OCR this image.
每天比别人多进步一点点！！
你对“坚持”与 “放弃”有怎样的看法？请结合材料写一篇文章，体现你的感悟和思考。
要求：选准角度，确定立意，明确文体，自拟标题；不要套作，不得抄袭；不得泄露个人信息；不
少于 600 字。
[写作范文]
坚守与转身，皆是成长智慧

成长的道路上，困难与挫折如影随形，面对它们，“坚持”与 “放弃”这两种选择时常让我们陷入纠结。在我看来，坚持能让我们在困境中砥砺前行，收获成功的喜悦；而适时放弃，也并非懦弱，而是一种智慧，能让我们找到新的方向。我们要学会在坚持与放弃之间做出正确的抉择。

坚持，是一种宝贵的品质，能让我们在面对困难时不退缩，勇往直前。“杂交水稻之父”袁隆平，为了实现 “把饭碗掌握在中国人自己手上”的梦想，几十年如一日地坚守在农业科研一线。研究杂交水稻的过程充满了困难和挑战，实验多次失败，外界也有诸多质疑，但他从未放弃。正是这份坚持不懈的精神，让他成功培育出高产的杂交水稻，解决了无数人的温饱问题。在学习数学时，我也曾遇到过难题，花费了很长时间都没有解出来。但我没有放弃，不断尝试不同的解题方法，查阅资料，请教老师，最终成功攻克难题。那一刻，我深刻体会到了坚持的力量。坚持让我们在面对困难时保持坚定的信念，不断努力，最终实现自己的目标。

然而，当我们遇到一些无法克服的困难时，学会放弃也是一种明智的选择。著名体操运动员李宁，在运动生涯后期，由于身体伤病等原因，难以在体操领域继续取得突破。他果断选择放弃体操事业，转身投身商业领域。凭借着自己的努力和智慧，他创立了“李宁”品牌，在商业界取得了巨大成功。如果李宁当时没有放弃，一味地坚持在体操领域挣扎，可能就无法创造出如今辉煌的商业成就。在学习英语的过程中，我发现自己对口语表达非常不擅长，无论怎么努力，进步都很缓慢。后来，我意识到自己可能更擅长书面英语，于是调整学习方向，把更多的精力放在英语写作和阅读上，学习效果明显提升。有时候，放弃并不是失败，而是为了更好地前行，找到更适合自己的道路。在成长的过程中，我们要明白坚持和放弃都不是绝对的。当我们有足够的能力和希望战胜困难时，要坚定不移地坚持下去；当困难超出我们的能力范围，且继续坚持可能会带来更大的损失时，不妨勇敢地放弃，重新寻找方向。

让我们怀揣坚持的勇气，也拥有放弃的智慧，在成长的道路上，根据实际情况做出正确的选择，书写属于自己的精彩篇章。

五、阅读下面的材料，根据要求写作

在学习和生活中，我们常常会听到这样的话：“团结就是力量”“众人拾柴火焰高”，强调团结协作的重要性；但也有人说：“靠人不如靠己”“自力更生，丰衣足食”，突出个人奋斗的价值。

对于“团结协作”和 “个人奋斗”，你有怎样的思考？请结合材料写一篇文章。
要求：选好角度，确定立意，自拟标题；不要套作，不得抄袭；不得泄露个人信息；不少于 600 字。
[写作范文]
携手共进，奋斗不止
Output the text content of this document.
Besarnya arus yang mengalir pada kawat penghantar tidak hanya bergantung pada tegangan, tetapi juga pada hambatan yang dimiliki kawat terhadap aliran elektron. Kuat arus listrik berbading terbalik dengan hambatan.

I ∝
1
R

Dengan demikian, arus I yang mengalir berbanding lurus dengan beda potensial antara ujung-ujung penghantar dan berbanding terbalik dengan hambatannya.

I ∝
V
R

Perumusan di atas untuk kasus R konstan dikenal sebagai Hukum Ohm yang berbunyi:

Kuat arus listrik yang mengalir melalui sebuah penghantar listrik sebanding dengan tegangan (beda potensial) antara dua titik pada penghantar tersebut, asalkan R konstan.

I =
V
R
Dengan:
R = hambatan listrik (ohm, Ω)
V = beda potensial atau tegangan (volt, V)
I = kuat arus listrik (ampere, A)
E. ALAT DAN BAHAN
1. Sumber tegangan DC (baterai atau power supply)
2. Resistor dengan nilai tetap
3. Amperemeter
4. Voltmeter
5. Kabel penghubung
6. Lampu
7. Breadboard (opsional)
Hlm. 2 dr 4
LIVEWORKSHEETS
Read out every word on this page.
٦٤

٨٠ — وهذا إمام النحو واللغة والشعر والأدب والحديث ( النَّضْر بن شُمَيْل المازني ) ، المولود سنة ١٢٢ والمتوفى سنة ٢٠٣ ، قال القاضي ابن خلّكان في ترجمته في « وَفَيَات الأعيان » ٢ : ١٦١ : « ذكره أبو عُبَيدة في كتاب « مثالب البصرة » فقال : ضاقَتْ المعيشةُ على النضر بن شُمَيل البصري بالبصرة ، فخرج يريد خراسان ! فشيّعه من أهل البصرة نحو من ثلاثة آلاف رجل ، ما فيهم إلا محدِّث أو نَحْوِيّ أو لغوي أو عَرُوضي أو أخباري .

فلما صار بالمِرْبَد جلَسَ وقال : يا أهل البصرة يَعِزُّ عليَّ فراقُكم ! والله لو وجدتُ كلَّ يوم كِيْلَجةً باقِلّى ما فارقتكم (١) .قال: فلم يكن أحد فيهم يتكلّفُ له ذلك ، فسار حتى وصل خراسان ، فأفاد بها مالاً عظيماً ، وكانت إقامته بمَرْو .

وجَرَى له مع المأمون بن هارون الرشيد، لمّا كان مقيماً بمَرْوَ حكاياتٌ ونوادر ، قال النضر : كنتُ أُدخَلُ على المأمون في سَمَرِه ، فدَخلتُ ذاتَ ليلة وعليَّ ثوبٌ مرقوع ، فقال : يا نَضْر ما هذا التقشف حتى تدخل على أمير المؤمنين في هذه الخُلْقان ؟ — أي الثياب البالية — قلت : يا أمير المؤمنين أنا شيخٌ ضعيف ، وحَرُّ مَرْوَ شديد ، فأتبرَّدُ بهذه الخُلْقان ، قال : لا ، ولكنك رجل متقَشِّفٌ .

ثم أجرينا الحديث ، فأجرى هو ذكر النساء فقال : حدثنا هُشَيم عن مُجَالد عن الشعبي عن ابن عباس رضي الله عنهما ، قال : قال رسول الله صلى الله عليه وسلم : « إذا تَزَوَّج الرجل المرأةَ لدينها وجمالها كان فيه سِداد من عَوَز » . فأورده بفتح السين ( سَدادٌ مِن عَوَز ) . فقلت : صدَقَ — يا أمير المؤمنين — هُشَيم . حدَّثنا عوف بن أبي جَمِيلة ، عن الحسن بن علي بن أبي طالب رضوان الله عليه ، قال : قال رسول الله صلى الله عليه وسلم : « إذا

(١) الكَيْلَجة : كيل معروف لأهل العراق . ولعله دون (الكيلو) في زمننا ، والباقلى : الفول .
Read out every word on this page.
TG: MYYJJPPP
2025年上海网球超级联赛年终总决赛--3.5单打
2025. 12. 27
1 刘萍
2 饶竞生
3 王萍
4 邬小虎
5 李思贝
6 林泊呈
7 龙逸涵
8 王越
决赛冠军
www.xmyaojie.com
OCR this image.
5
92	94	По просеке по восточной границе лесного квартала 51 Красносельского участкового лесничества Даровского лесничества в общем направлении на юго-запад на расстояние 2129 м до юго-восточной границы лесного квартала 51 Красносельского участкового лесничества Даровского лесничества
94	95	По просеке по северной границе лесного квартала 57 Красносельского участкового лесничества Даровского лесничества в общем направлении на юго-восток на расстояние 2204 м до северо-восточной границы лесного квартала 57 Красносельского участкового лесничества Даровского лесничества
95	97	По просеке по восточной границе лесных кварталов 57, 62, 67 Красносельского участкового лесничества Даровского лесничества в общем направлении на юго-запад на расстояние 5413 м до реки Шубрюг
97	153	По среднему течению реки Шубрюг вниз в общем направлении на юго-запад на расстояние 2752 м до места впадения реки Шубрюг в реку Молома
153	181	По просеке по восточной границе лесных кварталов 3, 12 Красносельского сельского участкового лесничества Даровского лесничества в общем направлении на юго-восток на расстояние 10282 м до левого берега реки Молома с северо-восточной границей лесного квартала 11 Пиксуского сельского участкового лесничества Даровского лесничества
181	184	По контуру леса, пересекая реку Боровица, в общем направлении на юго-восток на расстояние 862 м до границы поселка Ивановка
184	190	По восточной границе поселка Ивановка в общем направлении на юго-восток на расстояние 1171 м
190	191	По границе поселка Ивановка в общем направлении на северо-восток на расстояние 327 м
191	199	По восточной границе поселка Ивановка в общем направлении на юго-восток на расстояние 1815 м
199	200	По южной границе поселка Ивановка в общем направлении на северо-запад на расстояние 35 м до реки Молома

#### AIM OF THE EXERCISE
Show every line above in which the word "tegangan" occurs.

#### SOLUTION FOR THIS EXERCISE
Besarnya arus yang mengalir pada kawat penghantar tidak hanya bergantung pada tegangan, tetapi juga pada hambatan yang dimiliki kawat terhadap aliran elektron. Kuat arus listrik berbading terbalik dengan hambatan.
Kuat arus listrik yang mengalir melalui sebuah penghantar listrik sebanding dengan tegangan (beda potensial) antara dua titik pada penghantar tersebut, asalkan R konstan.
V = beda potensial atau tegangan (volt, V)
1. Sumber tegangan DC (baterai atau power supply)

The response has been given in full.